**Task to carry out**
In this exercise, reproduce all the entries that follow exactly.

**Supplied entries**
^^^^
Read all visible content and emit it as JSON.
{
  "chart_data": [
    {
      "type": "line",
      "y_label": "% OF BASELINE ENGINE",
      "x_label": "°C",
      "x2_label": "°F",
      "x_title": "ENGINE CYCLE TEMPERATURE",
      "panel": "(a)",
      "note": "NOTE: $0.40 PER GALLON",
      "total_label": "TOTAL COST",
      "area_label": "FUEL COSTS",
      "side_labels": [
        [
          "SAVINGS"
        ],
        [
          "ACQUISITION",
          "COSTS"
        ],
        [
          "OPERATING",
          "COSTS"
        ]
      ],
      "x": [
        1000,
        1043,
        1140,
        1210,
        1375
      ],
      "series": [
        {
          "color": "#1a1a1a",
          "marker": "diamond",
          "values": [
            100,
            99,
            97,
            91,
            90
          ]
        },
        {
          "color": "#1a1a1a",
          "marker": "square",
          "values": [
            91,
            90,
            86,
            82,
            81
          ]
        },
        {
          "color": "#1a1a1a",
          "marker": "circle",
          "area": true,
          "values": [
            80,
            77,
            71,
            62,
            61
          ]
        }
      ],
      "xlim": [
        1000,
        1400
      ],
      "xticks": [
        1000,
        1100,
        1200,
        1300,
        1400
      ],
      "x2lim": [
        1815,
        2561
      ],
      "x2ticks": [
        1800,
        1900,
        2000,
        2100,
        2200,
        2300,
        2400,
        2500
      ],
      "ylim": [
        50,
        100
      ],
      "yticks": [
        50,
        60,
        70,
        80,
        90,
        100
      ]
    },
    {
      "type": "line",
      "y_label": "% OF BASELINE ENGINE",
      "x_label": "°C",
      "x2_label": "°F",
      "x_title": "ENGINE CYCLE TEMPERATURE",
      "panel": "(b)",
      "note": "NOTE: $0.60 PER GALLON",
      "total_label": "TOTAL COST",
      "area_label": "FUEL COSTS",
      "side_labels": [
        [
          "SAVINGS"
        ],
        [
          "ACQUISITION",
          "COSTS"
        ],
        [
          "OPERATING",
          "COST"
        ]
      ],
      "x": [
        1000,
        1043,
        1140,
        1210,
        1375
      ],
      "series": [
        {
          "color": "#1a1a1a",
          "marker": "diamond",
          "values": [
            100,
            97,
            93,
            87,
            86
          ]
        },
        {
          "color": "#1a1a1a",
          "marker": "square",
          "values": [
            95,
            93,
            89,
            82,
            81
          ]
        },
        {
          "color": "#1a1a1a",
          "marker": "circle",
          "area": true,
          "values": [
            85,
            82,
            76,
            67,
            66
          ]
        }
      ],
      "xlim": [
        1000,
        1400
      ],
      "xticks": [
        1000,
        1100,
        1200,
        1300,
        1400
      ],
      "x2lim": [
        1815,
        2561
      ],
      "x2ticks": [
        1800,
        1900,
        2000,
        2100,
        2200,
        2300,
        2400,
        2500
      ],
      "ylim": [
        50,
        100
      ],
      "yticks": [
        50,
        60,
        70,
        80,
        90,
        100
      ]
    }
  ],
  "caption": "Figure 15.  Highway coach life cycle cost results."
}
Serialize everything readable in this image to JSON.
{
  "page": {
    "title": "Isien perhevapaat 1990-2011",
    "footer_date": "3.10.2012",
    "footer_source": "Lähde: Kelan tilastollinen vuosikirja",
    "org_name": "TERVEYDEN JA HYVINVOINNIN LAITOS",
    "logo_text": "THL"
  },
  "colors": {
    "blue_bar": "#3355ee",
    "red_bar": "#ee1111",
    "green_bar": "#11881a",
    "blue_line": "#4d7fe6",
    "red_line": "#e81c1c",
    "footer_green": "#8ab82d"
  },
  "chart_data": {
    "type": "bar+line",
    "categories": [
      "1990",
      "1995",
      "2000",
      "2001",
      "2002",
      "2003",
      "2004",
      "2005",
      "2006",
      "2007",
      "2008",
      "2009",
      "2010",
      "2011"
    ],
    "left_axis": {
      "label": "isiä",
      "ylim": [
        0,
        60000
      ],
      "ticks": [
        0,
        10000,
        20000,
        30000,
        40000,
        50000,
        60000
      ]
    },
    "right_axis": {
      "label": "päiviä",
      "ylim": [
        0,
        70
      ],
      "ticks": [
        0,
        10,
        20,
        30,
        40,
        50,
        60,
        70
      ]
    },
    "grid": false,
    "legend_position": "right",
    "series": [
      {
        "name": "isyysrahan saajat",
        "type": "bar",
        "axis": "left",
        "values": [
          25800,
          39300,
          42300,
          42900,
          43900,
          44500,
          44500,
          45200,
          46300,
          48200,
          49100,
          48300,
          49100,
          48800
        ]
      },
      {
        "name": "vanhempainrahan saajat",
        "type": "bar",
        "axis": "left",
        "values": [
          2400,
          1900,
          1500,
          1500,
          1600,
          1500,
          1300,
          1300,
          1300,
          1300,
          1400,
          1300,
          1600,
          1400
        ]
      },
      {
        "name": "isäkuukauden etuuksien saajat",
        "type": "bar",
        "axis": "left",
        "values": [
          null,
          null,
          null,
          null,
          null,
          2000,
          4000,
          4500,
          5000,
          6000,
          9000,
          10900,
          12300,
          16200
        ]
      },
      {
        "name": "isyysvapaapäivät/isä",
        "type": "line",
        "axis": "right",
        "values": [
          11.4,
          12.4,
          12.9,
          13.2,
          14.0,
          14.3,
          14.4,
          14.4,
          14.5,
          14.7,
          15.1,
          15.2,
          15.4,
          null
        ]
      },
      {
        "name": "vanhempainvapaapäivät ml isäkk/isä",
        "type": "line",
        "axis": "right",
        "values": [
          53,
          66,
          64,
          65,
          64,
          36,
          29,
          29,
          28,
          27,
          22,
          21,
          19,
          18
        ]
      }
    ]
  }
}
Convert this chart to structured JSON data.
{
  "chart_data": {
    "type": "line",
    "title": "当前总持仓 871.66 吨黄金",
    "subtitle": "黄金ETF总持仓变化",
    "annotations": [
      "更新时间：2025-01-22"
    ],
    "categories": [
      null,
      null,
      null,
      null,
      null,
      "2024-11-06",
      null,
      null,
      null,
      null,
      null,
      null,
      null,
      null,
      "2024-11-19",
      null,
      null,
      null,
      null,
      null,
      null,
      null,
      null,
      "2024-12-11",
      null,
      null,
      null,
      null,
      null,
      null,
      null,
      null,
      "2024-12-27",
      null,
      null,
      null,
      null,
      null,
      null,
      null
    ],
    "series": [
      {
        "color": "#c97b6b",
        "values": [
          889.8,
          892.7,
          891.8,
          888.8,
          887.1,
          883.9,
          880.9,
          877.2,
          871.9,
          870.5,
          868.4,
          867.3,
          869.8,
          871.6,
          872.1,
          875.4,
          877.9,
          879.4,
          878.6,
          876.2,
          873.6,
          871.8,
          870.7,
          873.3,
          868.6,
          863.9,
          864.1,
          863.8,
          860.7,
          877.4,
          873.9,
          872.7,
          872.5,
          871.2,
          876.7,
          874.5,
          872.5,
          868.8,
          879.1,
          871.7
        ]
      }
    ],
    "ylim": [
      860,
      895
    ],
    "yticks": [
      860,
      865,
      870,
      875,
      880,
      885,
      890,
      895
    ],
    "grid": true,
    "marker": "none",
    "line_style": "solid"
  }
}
^^^^
**The answer**
Read all visible content and emit it as JSON.
{
  "chart_data": [
    {
      "type": "line",
      "y_label": "% OF BASELINE ENGINE",
      "x_label": "°C",
      "x2_label": "°F",
      "x_title": "ENGINE CYCLE TEMPERATURE",
      "panel": "(a)",
      "note": "NOTE: $0.40 PER GALLON",
      "total_label": "TOTAL COST",
      "area_label": "FUEL COSTS",
      "side_labels": [
        [
          "SAVINGS"
        ],
        [
          "ACQUISITION",
          "COSTS"
        ],
        [
          "OPERATING",
          "COSTS"
        ]
      ],
      "x": [
        1000,
        1043,
        1140,
        1210,
        1375
      ],
      "series": [
        {
          "color": "#1a1a1a",
          "marker": "diamond",
          "values": [
            100,
            99,
            97,
            91,
            90
          ]
        },
        {
          "color": "#1a1a1a",
          "marker": "square",
          "values": [
            91,
            90,
            86,
            82,
            81
          ]
        },
        {
          "color": "#1a1a1a",
          "marker": "circle",
          "area": true,
          "values": [
            80,
            77,
            71,
            62,
            61
          ]
        }
      ],
      "xlim": [
        1000,
        1400
      ],
      "xticks": [
        1000,
        1100,
        1200,
        1300,
        1400
      ],
      "x2lim": [
        1815,
        2561
      ],
      "x2ticks": [
        1800,
        1900,
        2000,
        2100,
        2200,
        2300,
        2400,
        2500
      ],
      "ylim": [
        50,
        100
      ],
      "yticks": [
        50,
        60,
        70,
        80,
        90,
        100
      ]
    },
    {
      "type": "line",
      "y_label": "% OF BASELINE ENGINE",
      "x_label": "°C",
      "x2_label": "°F",
      "x_title": "ENGINE CYCLE TEMPERATURE",
      "panel": "(b)",
      "note": "NOTE: $0.60 PER GALLON",
      "total_label": "TOTAL COST",
      "area_label": "FUEL COSTS",
      "side_labels": [
        [
          "SAVINGS"
        ],
        [
          "ACQUISITION",
          "COSTS"
        ],
        [
          "OPERATING",
          "COST"
        ]
      ],
      "x": [
        1000,
        1043,
        1140,
        1210,
        1375
      ],
      "series": [
        {
          "color": "#1a1a1a",
          "marker": "diamond",
          "values": [
            100,
            97,
            93,
            87,
            86
          ]
        },
        {
          "color": "#1a1a1a",
          "marker": "square",
          "values": [
            95,
            93,
            89,
            82,
            81
          ]
        },
        {
          "color": "#1a1a1a",
          "marker": "circle",
          "area": true,
          "values": [
            85,
            82,
            76,
            67,
            66
          ]
        }
      ],
      "xlim": [
        1000,
        1400
      ],
      "xticks": [
        1000,
        1100,
        1200,
        1300,
        1400
      ],
      "x2lim": [
        1815,
        2561
      ],
      "x2ticks": [
        1800,
        1900,
        2000,
        2100,
        2200,
        2300,
        2400,
        2500
      ],
      "ylim": [
        50,
        100
      ],
      "yticks": [
        50,
        60,
        70,
        80,
        90,
        100
      ]
    }
  ],
  "caption": "Figure 15.  Highway coach life cycle cost results."
}
Serialize everything readable in this image to JSON.
{
  "page": {
    "title": "Isien perhevapaat 1990-2011",
    "footer_date": "3.10.2012",
    "footer_source": "Lähde: Kelan tilastollinen vuosikirja",
    "org_name": "TERVEYDEN JA HYVINVOINNIN LAITOS",
    "logo_text": "THL"
  },
  "colors": {
    "blue_bar": "#3355ee",
    "red_bar": "#ee1111",
    "green_bar": "#11881a",
    "blue_line": "#4d7fe6",
    "red_line": "#e81c1c",
    "footer_green": "#8ab82d"
  },
  "chart_data": {
    "type": "bar+line",
    "categories": [
      "1990",
      "1995",
      "2000",
      "2001",
      "2002",
      "2003",
      "2004",
      "2005",
      "2006",
      "2007",
      "2008",
      "2009",
      "2010",
      "2011"
    ],
    "left_axis": {
      "label": "isiä",
      "ylim": [
        0,
        60000
      ],
      "ticks": [
        0,
        10000,
        20000,
        30000,
        40000,
        50000,
        60000
      ]
    },
    "right_axis": {
      "label": "päiviä",
      "ylim": [
        0,
        70
      ],
      "ticks": [
        0,
        10,
        20,
        30,
        40,
        50,
        60,
        70
      ]
    },
    "grid": false,
    "legend_position": "right",
    "series": [
      {
        "name": "isyysrahan saajat",
        "type": "bar",
        "axis": "left",
        "values": [
          25800,
          39300,
          42300,
          42900,
          43900,
          44500,
          44500,
          45200,
          46300,
          48200,
          49100,
          48300,
          49100,
          48800
        ]
      },
      {
        "name": "vanhempainrahan saajat",
        "type": "bar",
        "axis": "left",
        "values": [
          2400,
          1900,
          1500,
          1500,
          1600,
          1500,
          1300,
          1300,
          1300,
          1300,
          1400,
          1300,
          1600,
          1400
        ]
      },
      {
        "name": "isäkuukauden etuuksien saajat",
        "type": "bar",
        "axis": "left",
        "values": [
          null,
          null,
          null,
          null,
          null,
          2000,
          4000,
          4500,
          5000,
          6000,
          9000,
          10900,
          12300,
          16200
        ]
      },
      {
        "name": "isyysvapaapäivät/isä",
        "type": "line",
        "axis": "right",
        "values": [
          11.4,
          12.4,
          12.9,
          13.2,
          14.0,
          14.3,
          14.4,
          14.4,
          14.5,
          14.7,
          15.1,
          15.2,
          15.4,
          null
        ]
      },
      {
        "name": "vanhempainvapaapäivät ml isäkk/isä",
        "type": "line",
        "axis": "right",
        "values": [
          53,
          66,
          64,
          65,
          64,
          36,
          29,
          29,
          28,
          27,
          22,
          21,
          19,
          18
        ]
      }
    ]
  }
}
Convert this chart to structured JSON data.
{
  "chart_data": {
    "type": "line",
    "title": "当前总持仓 871.66 吨黄金",
    "subtitle": "黄金ETF总持仓变化",
    "annotations": [
      "更新时间：2025-01-22"
    ],
    "categories": [
      null,
      null,
      null,
      null,
      null,
      "2024-11-06",
      null,
      null,
      null,
      null,
      null,
      null,
      null,
      null,
      "2024-11-19",
      null,
      null,
      null,
      null,
      null,
      null,
      null,
      null,
      "2024-12-11",
      null,
      null,
      null,
      null,
      null,
      null,
      null,
      null,
      "2024-12-27",
      null,
      null,
      null,
      null,
      null,
      null,
      null
    ],
    "series": [
      {
        "color": "#c97b6b",
        "values": [
          889.8,
          892.7,
          891.8,
          888.8,
          887.1,
          883.9,
          880.9,
          877.2,
          871.9,
          870.5,
          868.4,
          867.3,
          869.8,
          871.6,
          872.1,
          875.4,
          877.9,
          879.4,
          878.6,
          876.2,
          873.6,
          871.8,
          870.7,
          873.3,
          868.6,
          863.9,
          864.1,
          863.8,
          860.7,
          877.4,
          873.9,
          872.7,
          872.5,
          871.2,
          876.7,
          874.5,
          872.5,
          868.8,
          879.1,
          871.7
        ]
      }
    ],
    "ylim": [
      860,
      895
    ],
    "yticks": [
      860,
      865,
      870,
      875,
      880,
      885,
      890,
      895
    ],
    "grid": true,
    "marker": "none",
    "line_style": "solid"
  }
}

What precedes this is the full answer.